**Stated exercise:** From the listing below, return each line that includes "Sales".

**Data for processing:**

◇ ◇ ◇ ◇ ◇

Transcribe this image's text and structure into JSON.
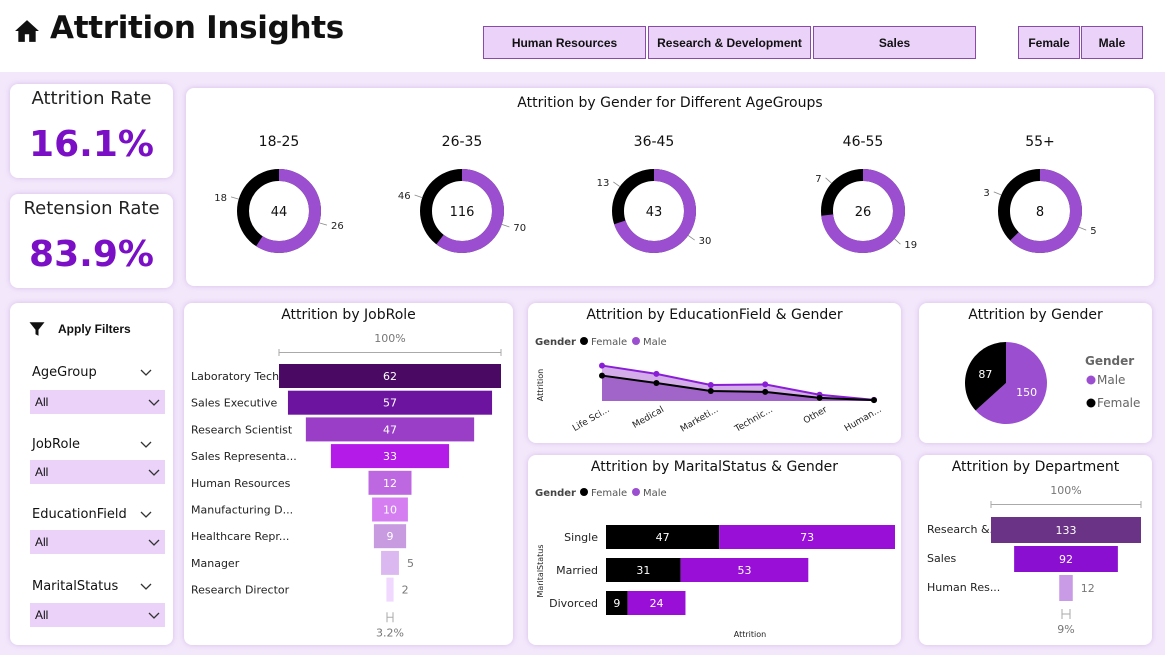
{
  "header": {
    "title": "Attrition Insights",
    "departments": [
      "Human Resources",
      "Research & Development",
      "Sales"
    ],
    "genders": [
      "Female",
      "Male"
    ]
  },
  "kpis": {
    "attrition_label": "Attrition Rate",
    "attrition_value": "16.1%",
    "retention_label": "Retension Rate",
    "retention_value": "83.9%"
  },
  "filters": {
    "title": "Apply Filters",
    "items": [
      {
        "label": "AgeGroup",
        "value": "All"
      },
      {
        "label": "JobRole",
        "value": "All"
      },
      {
        "label": "EducationField",
        "value": "All"
      },
      {
        "label": "MaritalStatus",
        "value": "All"
      }
    ]
  },
  "colors": {
    "female": "#000000",
    "male": "#9b4fd0",
    "accent": "#7a0fc6"
  },
  "chart_data": [
    {
      "type": "pie",
      "title": "Attrition by Gender for Different AgeGroups",
      "groups": [
        {
          "label": "18-25",
          "total": 44,
          "female": 18,
          "male": 26
        },
        {
          "label": "26-35",
          "total": 116,
          "female": 46,
          "male": 70
        },
        {
          "label": "36-45",
          "total": 43,
          "female": 13,
          "male": 30
        },
        {
          "label": "46-55",
          "total": 26,
          "female": 7,
          "male": 19
        },
        {
          "label": "55+",
          "total": 8,
          "female": 3,
          "male": 5
        }
      ]
    },
    {
      "type": "bar",
      "title": "Attrition by JobRole",
      "top_label": "100%",
      "bottom_label": "3.2%",
      "categories": [
        "Laboratory Tech...",
        "Sales Executive",
        "Research Scientist",
        "Sales Representa...",
        "Human Resources",
        "Manufacturing D...",
        "Healthcare Repr...",
        "Manager",
        "Research Director"
      ],
      "values": [
        62,
        57,
        47,
        33,
        12,
        10,
        9,
        5,
        2
      ],
      "colors": [
        "#4a0a63",
        "#6c14a0",
        "#9a3ec8",
        "#b41ae8",
        "#bd67e0",
        "#d47ef2",
        "#c89ae0",
        "#dcb8f0",
        "#f0d8ff"
      ]
    },
    {
      "type": "area",
      "title": "Attrition by EducationField & Gender",
      "legend_title": "Gender",
      "ylabel": "Attrition",
      "categories": [
        "Life Sci...",
        "Medical",
        "Marketi...",
        "Technic...",
        "Other",
        "Human..."
      ],
      "series": [
        {
          "name": "Female",
          "values": [
            89,
            63,
            35,
            32,
            11,
            3
          ]
        },
        {
          "name": "Male",
          "values": [
            124,
            95,
            56,
            58,
            22,
            4
          ]
        }
      ],
      "ylim": [
        0,
        140
      ]
    },
    {
      "type": "bar",
      "title": "Attrition by MaritalStatus & Gender",
      "legend_title": "Gender",
      "xlabel": "Attrition",
      "ylabel": "MaritalStatus",
      "categories": [
        "Single",
        "Married",
        "Divorced"
      ],
      "series": [
        {
          "name": "Female",
          "values": [
            47,
            31,
            9
          ]
        },
        {
          "name": "Male",
          "values": [
            73,
            53,
            24
          ]
        }
      ]
    },
    {
      "type": "pie",
      "title": "Attrition by Gender",
      "legend_title": "Gender",
      "legend": [
        "Male",
        "Female"
      ],
      "slices": [
        {
          "label": "Male",
          "value": 150
        },
        {
          "label": "Female",
          "value": 87
        }
      ]
    },
    {
      "type": "bar",
      "title": "Attrition by Department",
      "top_label": "100%",
      "bottom_label": "9%",
      "categories": [
        "Research &...",
        "Sales",
        "Human Res..."
      ],
      "values": [
        133,
        92,
        12
      ],
      "colors": [
        "#6a3385",
        "#8b0fd0",
        "#c99ae6"
      ]
    }
  ]
}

◇ ◇ ◇ ◇ ◇

**Answer to the task:**
      "Sales"
        "Sales Executive",
        "Sales Representa...",
        "Sales",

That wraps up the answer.